▸ **SUPPLIED DATA**
- - -

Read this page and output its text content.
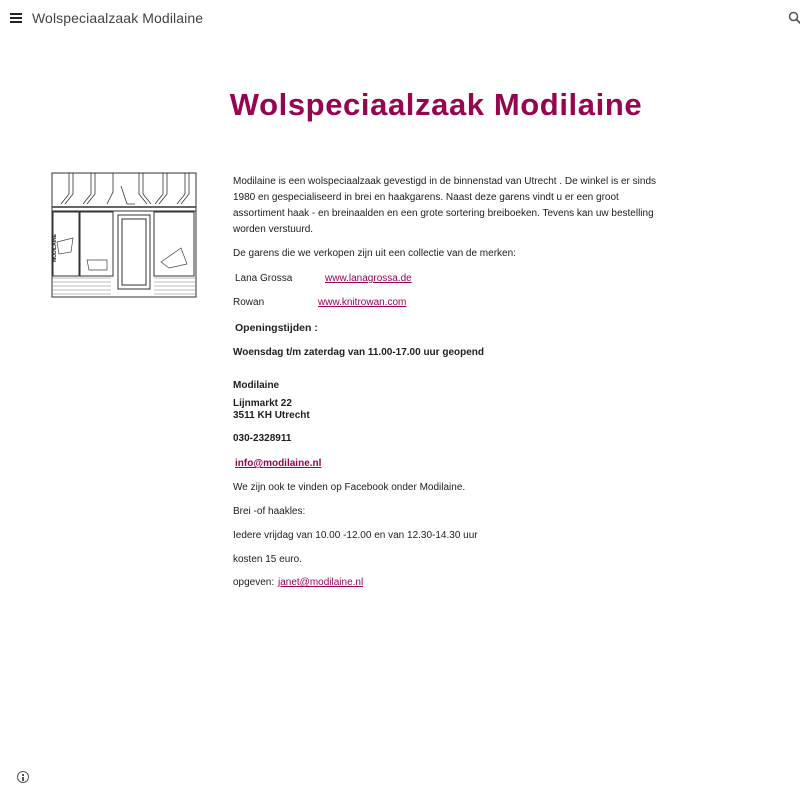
Wolspeciaalzaak Modilaine
Wolspeciaalzaak Modilaine
MODILAINE
Modilaine is een wolspeciaalzaak gevestigd in de binnenstad van Utrecht . De winkel is er sinds
1980 en gespecialiseerd in brei en haakgarens. Naast deze garens vindt u er een groot
assortiment haak - en breinaalden en een grote sortering breiboeken. Tevens kan uw bestelling
worden verstuurd.
De garens die we verkopen zijn uit een collectie van de merken:
Lana Grossa	www.lanagrossa.de
Rowan	www.knitrowan.com
Openingstijden :
Woensdag t/m zaterdag van 11.00-17.00 uur geopend
Modilaine
Lijnmarkt 22
3511 KH Utrecht
030-2328911
info@modilaine.nl
We zijn ook te vinden op Facebook onder Modilaine.
Brei -of haakles:
Iedere vrijdag van 10.00 -12.00 en van 12.30-14.30 uur
kosten 15 euro.
opgeven: janet@modilaine.nl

- - -

Except for the pictures, copy the material above exactly.

▸ **CORRECT OUTPUT**
Read this page and output its text content.
Wolspeciaalzaak Modilaine
Wolspeciaalzaak Modilaine
MODILAINE
Modilaine is een wolspeciaalzaak gevestigd in de binnenstad van Utrecht . De winkel is er sinds
1980 en gespecialiseerd in brei en haakgarens. Naast deze garens vindt u er een groot
assortiment haak - en breinaalden en een grote sortering breiboeken. Tevens kan uw bestelling
worden verstuurd.
De garens die we verkopen zijn uit een collectie van de merken:
Lana Grossa	www.lanagrossa.de
Rowan	www.knitrowan.com
Openingstijden :
Woensdag t/m zaterdag van 11.00-17.00 uur geopend
Modilaine
Lijnmarkt 22
3511 KH Utrecht
030-2328911
info@modilaine.nl
We zijn ook te vinden op Facebook onder Modilaine.
Brei -of haakles:
Iedere vrijdag van 10.00 -12.00 en van 12.30-14.30 uur
kosten 15 euro.
opgeven: janet@modilaine.nl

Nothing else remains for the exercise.